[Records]
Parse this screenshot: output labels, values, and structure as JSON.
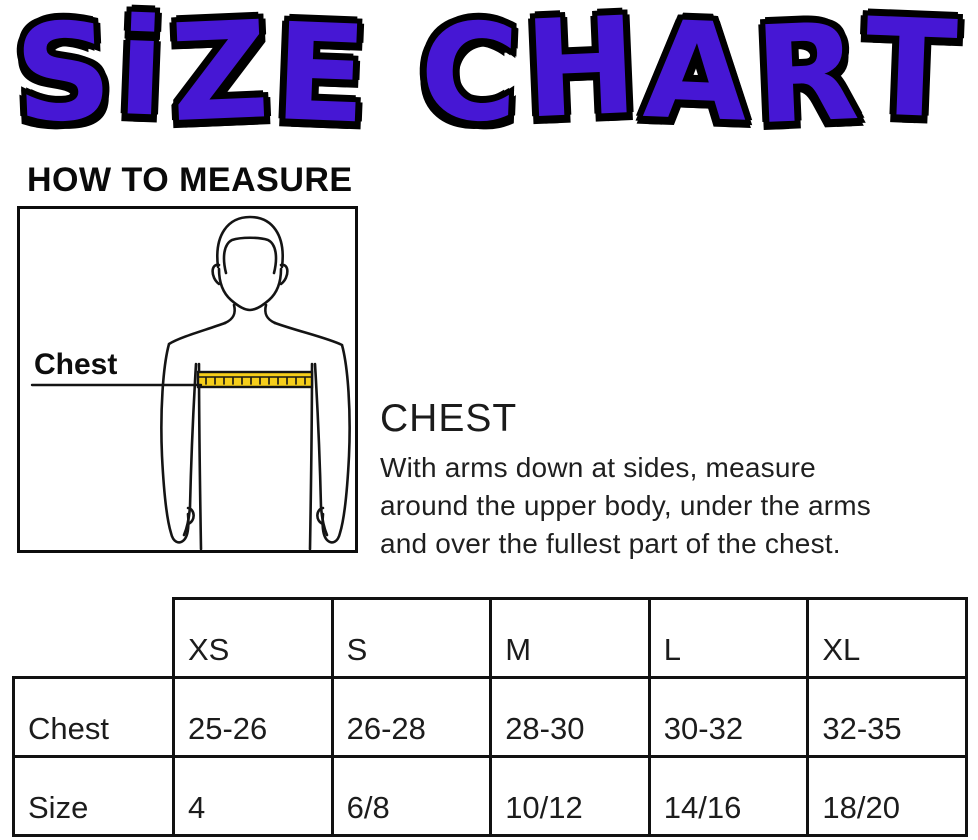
{
  "title": {
    "text": "SiZE CHART",
    "color": "#4617d4",
    "outline_color": "#000000"
  },
  "how_to_measure": {
    "heading": "HOW TO MEASURE"
  },
  "diagram": {
    "chest_label": "Chest",
    "figure": "person-torso-outline",
    "tape_color": "#f6ce1a",
    "line_color": "#141414"
  },
  "chest_section": {
    "heading": "CHEST",
    "body_lines": [
      "With arms down at sides, measure",
      "around the upper body, under the arms",
      "and over the fullest part of the chest."
    ]
  },
  "size_table": {
    "columns": [
      "XS",
      "S",
      "M",
      "L",
      "XL"
    ],
    "rows": [
      {
        "label": "Chest",
        "values": [
          "25-26",
          "26-28",
          "28-30",
          "30-32",
          "32-35"
        ]
      },
      {
        "label": "Size",
        "values": [
          "4",
          "6/8",
          "10/12",
          "14/16",
          "18/20"
        ]
      }
    ]
  }
}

**GOAL**
Show the lines of the records that contain the word "arms".

**RESPONSE**
      "With arms down at sides, measure",
      "around the upper body, under the arms",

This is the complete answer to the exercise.